**** EXTRACTED ENTRIES ****

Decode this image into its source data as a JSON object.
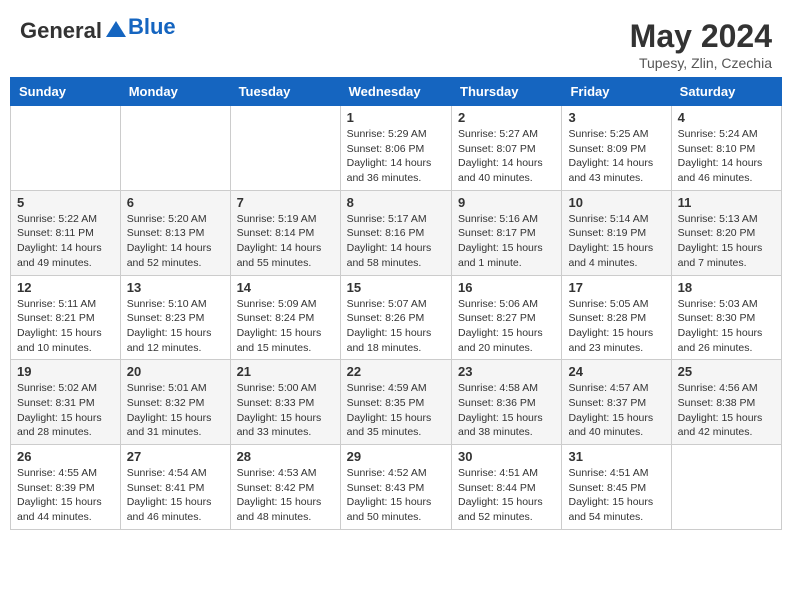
{
  "header": {
    "logo_general": "General",
    "logo_blue": "Blue",
    "month_year": "May 2024",
    "location": "Tupesy, Zlin, Czechia"
  },
  "days_of_week": [
    "Sunday",
    "Monday",
    "Tuesday",
    "Wednesday",
    "Thursday",
    "Friday",
    "Saturday"
  ],
  "weeks": [
    [
      {
        "day": "",
        "info": ""
      },
      {
        "day": "",
        "info": ""
      },
      {
        "day": "",
        "info": ""
      },
      {
        "day": "1",
        "info": "Sunrise: 5:29 AM\nSunset: 8:06 PM\nDaylight: 14 hours and 36 minutes."
      },
      {
        "day": "2",
        "info": "Sunrise: 5:27 AM\nSunset: 8:07 PM\nDaylight: 14 hours and 40 minutes."
      },
      {
        "day": "3",
        "info": "Sunrise: 5:25 AM\nSunset: 8:09 PM\nDaylight: 14 hours and 43 minutes."
      },
      {
        "day": "4",
        "info": "Sunrise: 5:24 AM\nSunset: 8:10 PM\nDaylight: 14 hours and 46 minutes."
      }
    ],
    [
      {
        "day": "5",
        "info": "Sunrise: 5:22 AM\nSunset: 8:11 PM\nDaylight: 14 hours and 49 minutes."
      },
      {
        "day": "6",
        "info": "Sunrise: 5:20 AM\nSunset: 8:13 PM\nDaylight: 14 hours and 52 minutes."
      },
      {
        "day": "7",
        "info": "Sunrise: 5:19 AM\nSunset: 8:14 PM\nDaylight: 14 hours and 55 minutes."
      },
      {
        "day": "8",
        "info": "Sunrise: 5:17 AM\nSunset: 8:16 PM\nDaylight: 14 hours and 58 minutes."
      },
      {
        "day": "9",
        "info": "Sunrise: 5:16 AM\nSunset: 8:17 PM\nDaylight: 15 hours and 1 minute."
      },
      {
        "day": "10",
        "info": "Sunrise: 5:14 AM\nSunset: 8:19 PM\nDaylight: 15 hours and 4 minutes."
      },
      {
        "day": "11",
        "info": "Sunrise: 5:13 AM\nSunset: 8:20 PM\nDaylight: 15 hours and 7 minutes."
      }
    ],
    [
      {
        "day": "12",
        "info": "Sunrise: 5:11 AM\nSunset: 8:21 PM\nDaylight: 15 hours and 10 minutes."
      },
      {
        "day": "13",
        "info": "Sunrise: 5:10 AM\nSunset: 8:23 PM\nDaylight: 15 hours and 12 minutes."
      },
      {
        "day": "14",
        "info": "Sunrise: 5:09 AM\nSunset: 8:24 PM\nDaylight: 15 hours and 15 minutes."
      },
      {
        "day": "15",
        "info": "Sunrise: 5:07 AM\nSunset: 8:26 PM\nDaylight: 15 hours and 18 minutes."
      },
      {
        "day": "16",
        "info": "Sunrise: 5:06 AM\nSunset: 8:27 PM\nDaylight: 15 hours and 20 minutes."
      },
      {
        "day": "17",
        "info": "Sunrise: 5:05 AM\nSunset: 8:28 PM\nDaylight: 15 hours and 23 minutes."
      },
      {
        "day": "18",
        "info": "Sunrise: 5:03 AM\nSunset: 8:30 PM\nDaylight: 15 hours and 26 minutes."
      }
    ],
    [
      {
        "day": "19",
        "info": "Sunrise: 5:02 AM\nSunset: 8:31 PM\nDaylight: 15 hours and 28 minutes."
      },
      {
        "day": "20",
        "info": "Sunrise: 5:01 AM\nSunset: 8:32 PM\nDaylight: 15 hours and 31 minutes."
      },
      {
        "day": "21",
        "info": "Sunrise: 5:00 AM\nSunset: 8:33 PM\nDaylight: 15 hours and 33 minutes."
      },
      {
        "day": "22",
        "info": "Sunrise: 4:59 AM\nSunset: 8:35 PM\nDaylight: 15 hours and 35 minutes."
      },
      {
        "day": "23",
        "info": "Sunrise: 4:58 AM\nSunset: 8:36 PM\nDaylight: 15 hours and 38 minutes."
      },
      {
        "day": "24",
        "info": "Sunrise: 4:57 AM\nSunset: 8:37 PM\nDaylight: 15 hours and 40 minutes."
      },
      {
        "day": "25",
        "info": "Sunrise: 4:56 AM\nSunset: 8:38 PM\nDaylight: 15 hours and 42 minutes."
      }
    ],
    [
      {
        "day": "26",
        "info": "Sunrise: 4:55 AM\nSunset: 8:39 PM\nDaylight: 15 hours and 44 minutes."
      },
      {
        "day": "27",
        "info": "Sunrise: 4:54 AM\nSunset: 8:41 PM\nDaylight: 15 hours and 46 minutes."
      },
      {
        "day": "28",
        "info": "Sunrise: 4:53 AM\nSunset: 8:42 PM\nDaylight: 15 hours and 48 minutes."
      },
      {
        "day": "29",
        "info": "Sunrise: 4:52 AM\nSunset: 8:43 PM\nDaylight: 15 hours and 50 minutes."
      },
      {
        "day": "30",
        "info": "Sunrise: 4:51 AM\nSunset: 8:44 PM\nDaylight: 15 hours and 52 minutes."
      },
      {
        "day": "31",
        "info": "Sunrise: 4:51 AM\nSunset: 8:45 PM\nDaylight: 15 hours and 54 minutes."
      },
      {
        "day": "",
        "info": ""
      }
    ]
  ]
}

****

DIRECTIONS
Make a verbatim copy of all the entries and strip out the pictures.

RESULT
Decode this image into its source data as a JSON object.
{
  "header": {
    "logo_general": "General",
    "logo_blue": "Blue",
    "month_year": "May 2024",
    "location": "Tupesy, Zlin, Czechia"
  },
  "days_of_week": [
    "Sunday",
    "Monday",
    "Tuesday",
    "Wednesday",
    "Thursday",
    "Friday",
    "Saturday"
  ],
  "weeks": [
    [
      {
        "day": "",
        "info": ""
      },
      {
        "day": "",
        "info": ""
      },
      {
        "day": "",
        "info": ""
      },
      {
        "day": "1",
        "info": "Sunrise: 5:29 AM\nSunset: 8:06 PM\nDaylight: 14 hours and 36 minutes."
      },
      {
        "day": "2",
        "info": "Sunrise: 5:27 AM\nSunset: 8:07 PM\nDaylight: 14 hours and 40 minutes."
      },
      {
        "day": "3",
        "info": "Sunrise: 5:25 AM\nSunset: 8:09 PM\nDaylight: 14 hours and 43 minutes."
      },
      {
        "day": "4",
        "info": "Sunrise: 5:24 AM\nSunset: 8:10 PM\nDaylight: 14 hours and 46 minutes."
      }
    ],
    [
      {
        "day": "5",
        "info": "Sunrise: 5:22 AM\nSunset: 8:11 PM\nDaylight: 14 hours and 49 minutes."
      },
      {
        "day": "6",
        "info": "Sunrise: 5:20 AM\nSunset: 8:13 PM\nDaylight: 14 hours and 52 minutes."
      },
      {
        "day": "7",
        "info": "Sunrise: 5:19 AM\nSunset: 8:14 PM\nDaylight: 14 hours and 55 minutes."
      },
      {
        "day": "8",
        "info": "Sunrise: 5:17 AM\nSunset: 8:16 PM\nDaylight: 14 hours and 58 minutes."
      },
      {
        "day": "9",
        "info": "Sunrise: 5:16 AM\nSunset: 8:17 PM\nDaylight: 15 hours and 1 minute."
      },
      {
        "day": "10",
        "info": "Sunrise: 5:14 AM\nSunset: 8:19 PM\nDaylight: 15 hours and 4 minutes."
      },
      {
        "day": "11",
        "info": "Sunrise: 5:13 AM\nSunset: 8:20 PM\nDaylight: 15 hours and 7 minutes."
      }
    ],
    [
      {
        "day": "12",
        "info": "Sunrise: 5:11 AM\nSunset: 8:21 PM\nDaylight: 15 hours and 10 minutes."
      },
      {
        "day": "13",
        "info": "Sunrise: 5:10 AM\nSunset: 8:23 PM\nDaylight: 15 hours and 12 minutes."
      },
      {
        "day": "14",
        "info": "Sunrise: 5:09 AM\nSunset: 8:24 PM\nDaylight: 15 hours and 15 minutes."
      },
      {
        "day": "15",
        "info": "Sunrise: 5:07 AM\nSunset: 8:26 PM\nDaylight: 15 hours and 18 minutes."
      },
      {
        "day": "16",
        "info": "Sunrise: 5:06 AM\nSunset: 8:27 PM\nDaylight: 15 hours and 20 minutes."
      },
      {
        "day": "17",
        "info": "Sunrise: 5:05 AM\nSunset: 8:28 PM\nDaylight: 15 hours and 23 minutes."
      },
      {
        "day": "18",
        "info": "Sunrise: 5:03 AM\nSunset: 8:30 PM\nDaylight: 15 hours and 26 minutes."
      }
    ],
    [
      {
        "day": "19",
        "info": "Sunrise: 5:02 AM\nSunset: 8:31 PM\nDaylight: 15 hours and 28 minutes."
      },
      {
        "day": "20",
        "info": "Sunrise: 5:01 AM\nSunset: 8:32 PM\nDaylight: 15 hours and 31 minutes."
      },
      {
        "day": "21",
        "info": "Sunrise: 5:00 AM\nSunset: 8:33 PM\nDaylight: 15 hours and 33 minutes."
      },
      {
        "day": "22",
        "info": "Sunrise: 4:59 AM\nSunset: 8:35 PM\nDaylight: 15 hours and 35 minutes."
      },
      {
        "day": "23",
        "info": "Sunrise: 4:58 AM\nSunset: 8:36 PM\nDaylight: 15 hours and 38 minutes."
      },
      {
        "day": "24",
        "info": "Sunrise: 4:57 AM\nSunset: 8:37 PM\nDaylight: 15 hours and 40 minutes."
      },
      {
        "day": "25",
        "info": "Sunrise: 4:56 AM\nSunset: 8:38 PM\nDaylight: 15 hours and 42 minutes."
      }
    ],
    [
      {
        "day": "26",
        "info": "Sunrise: 4:55 AM\nSunset: 8:39 PM\nDaylight: 15 hours and 44 minutes."
      },
      {
        "day": "27",
        "info": "Sunrise: 4:54 AM\nSunset: 8:41 PM\nDaylight: 15 hours and 46 minutes."
      },
      {
        "day": "28",
        "info": "Sunrise: 4:53 AM\nSunset: 8:42 PM\nDaylight: 15 hours and 48 minutes."
      },
      {
        "day": "29",
        "info": "Sunrise: 4:52 AM\nSunset: 8:43 PM\nDaylight: 15 hours and 50 minutes."
      },
      {
        "day": "30",
        "info": "Sunrise: 4:51 AM\nSunset: 8:44 PM\nDaylight: 15 hours and 52 minutes."
      },
      {
        "day": "31",
        "info": "Sunrise: 4:51 AM\nSunset: 8:45 PM\nDaylight: 15 hours and 54 minutes."
      },
      {
        "day": "",
        "info": ""
      }
    ]
  ]
}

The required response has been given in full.